BEGIN

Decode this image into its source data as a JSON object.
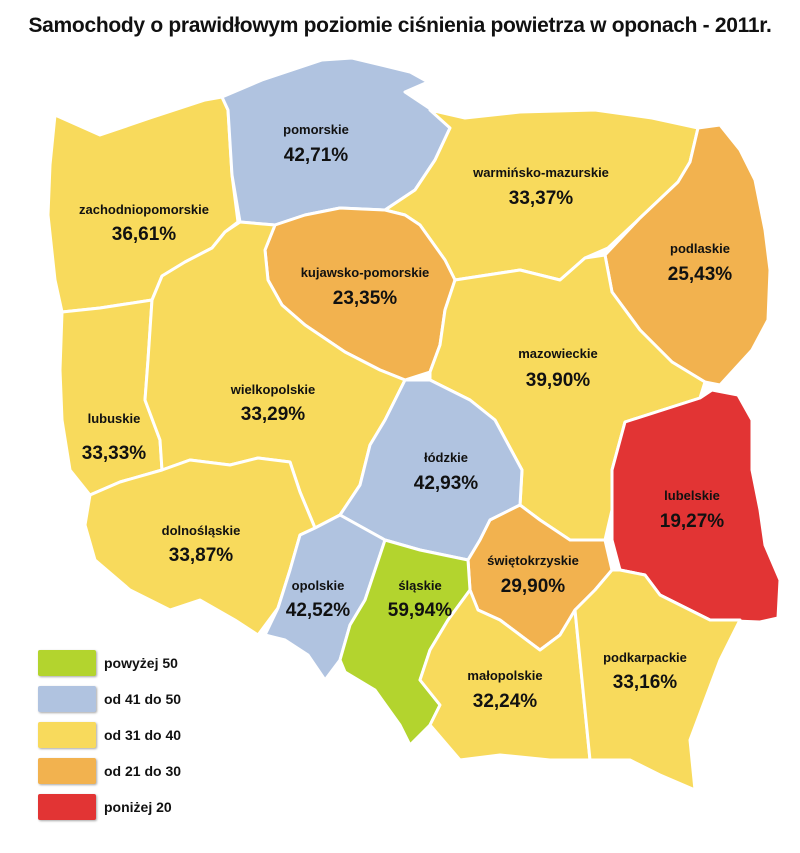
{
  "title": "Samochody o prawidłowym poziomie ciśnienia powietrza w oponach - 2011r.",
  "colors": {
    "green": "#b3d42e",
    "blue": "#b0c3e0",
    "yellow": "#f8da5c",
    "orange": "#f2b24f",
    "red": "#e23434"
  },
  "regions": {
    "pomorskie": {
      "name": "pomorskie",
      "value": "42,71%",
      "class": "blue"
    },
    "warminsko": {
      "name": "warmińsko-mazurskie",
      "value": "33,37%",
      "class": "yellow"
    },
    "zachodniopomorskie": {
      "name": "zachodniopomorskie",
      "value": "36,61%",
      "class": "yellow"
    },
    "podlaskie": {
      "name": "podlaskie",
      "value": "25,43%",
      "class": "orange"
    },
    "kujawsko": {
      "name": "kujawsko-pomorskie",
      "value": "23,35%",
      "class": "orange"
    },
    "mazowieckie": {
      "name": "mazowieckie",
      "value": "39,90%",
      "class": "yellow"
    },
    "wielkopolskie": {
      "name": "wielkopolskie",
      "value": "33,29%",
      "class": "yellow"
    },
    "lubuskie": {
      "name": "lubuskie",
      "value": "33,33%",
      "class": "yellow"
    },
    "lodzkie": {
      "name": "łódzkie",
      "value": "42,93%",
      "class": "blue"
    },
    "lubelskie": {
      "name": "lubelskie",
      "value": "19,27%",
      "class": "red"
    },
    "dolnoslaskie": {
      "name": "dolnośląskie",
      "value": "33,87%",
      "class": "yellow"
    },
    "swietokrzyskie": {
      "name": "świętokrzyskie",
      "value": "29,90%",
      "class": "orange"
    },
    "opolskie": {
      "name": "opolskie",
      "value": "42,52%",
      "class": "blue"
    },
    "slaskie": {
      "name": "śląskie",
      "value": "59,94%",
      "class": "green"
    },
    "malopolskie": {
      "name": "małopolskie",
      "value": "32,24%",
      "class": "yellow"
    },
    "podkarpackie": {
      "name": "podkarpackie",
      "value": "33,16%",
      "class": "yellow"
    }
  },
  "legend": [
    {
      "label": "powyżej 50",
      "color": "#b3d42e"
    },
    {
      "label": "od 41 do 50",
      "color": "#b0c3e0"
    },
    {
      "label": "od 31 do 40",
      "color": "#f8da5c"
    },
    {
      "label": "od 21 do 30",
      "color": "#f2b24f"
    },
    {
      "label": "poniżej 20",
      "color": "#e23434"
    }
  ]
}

END
BEGIN

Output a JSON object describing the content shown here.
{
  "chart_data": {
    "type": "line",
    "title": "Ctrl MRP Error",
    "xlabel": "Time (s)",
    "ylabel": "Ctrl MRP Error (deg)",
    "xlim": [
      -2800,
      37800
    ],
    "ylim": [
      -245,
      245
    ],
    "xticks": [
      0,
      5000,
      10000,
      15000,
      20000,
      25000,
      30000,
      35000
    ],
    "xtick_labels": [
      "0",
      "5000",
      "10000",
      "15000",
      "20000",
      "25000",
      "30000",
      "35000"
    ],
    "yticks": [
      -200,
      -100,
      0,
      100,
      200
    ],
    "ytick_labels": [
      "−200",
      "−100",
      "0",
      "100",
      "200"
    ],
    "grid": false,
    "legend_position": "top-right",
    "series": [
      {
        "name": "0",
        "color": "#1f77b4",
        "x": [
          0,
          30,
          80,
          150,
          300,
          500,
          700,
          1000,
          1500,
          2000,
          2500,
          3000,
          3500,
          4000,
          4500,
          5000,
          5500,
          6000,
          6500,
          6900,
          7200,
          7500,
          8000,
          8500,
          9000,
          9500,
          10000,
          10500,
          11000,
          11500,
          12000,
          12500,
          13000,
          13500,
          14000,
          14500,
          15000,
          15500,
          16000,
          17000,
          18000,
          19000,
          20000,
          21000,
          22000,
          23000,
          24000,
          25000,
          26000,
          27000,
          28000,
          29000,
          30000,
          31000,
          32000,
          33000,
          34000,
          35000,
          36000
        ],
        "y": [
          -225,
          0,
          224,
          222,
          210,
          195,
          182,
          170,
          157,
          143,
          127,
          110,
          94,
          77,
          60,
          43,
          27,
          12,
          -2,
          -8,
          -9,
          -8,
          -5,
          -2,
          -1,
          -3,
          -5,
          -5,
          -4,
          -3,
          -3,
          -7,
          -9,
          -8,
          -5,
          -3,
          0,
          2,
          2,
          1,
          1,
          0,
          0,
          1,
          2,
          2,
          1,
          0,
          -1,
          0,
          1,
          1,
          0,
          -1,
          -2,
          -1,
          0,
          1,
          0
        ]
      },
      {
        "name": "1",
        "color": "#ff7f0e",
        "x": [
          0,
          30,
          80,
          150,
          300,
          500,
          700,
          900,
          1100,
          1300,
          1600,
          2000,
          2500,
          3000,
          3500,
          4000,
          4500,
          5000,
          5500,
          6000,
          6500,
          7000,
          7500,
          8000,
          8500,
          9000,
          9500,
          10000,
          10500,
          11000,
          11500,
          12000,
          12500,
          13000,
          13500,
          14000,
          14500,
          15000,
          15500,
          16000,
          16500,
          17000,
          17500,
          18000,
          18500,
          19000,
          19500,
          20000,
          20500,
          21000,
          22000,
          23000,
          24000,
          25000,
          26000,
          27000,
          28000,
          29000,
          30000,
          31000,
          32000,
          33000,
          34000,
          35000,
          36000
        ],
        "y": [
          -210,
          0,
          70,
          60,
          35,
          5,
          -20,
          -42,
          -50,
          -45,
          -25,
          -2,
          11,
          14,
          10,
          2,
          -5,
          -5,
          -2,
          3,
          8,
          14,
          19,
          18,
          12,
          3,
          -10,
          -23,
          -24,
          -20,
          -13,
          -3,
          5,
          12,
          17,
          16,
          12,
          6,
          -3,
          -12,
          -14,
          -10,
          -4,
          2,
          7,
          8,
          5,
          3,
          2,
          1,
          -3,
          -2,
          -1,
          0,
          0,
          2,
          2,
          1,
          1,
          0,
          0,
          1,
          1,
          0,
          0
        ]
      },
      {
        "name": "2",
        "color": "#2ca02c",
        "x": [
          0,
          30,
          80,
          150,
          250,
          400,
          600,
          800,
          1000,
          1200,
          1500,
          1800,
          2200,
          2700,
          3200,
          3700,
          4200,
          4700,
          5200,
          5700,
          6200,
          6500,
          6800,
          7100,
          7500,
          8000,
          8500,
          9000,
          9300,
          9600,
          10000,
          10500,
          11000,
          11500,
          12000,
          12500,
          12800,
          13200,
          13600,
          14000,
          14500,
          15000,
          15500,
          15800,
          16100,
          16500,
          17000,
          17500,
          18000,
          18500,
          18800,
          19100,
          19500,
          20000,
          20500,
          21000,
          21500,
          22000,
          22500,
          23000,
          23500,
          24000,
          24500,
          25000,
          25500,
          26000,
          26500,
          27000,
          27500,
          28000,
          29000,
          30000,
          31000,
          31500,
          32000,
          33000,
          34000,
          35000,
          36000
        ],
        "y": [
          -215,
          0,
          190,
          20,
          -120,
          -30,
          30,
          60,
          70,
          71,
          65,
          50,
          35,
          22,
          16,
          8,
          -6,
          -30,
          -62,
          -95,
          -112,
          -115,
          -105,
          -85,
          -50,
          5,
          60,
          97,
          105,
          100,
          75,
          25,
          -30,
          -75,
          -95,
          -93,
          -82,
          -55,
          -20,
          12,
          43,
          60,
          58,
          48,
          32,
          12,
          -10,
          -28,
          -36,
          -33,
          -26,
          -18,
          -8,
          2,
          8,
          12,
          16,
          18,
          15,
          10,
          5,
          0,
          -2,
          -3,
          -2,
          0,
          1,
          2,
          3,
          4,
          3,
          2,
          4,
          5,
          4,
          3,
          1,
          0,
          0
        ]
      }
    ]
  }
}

END

[Given task] Determine how many lines of the listing above hold the word "zachodniopomorskie". Report that number without anything else.

[Correct output] 2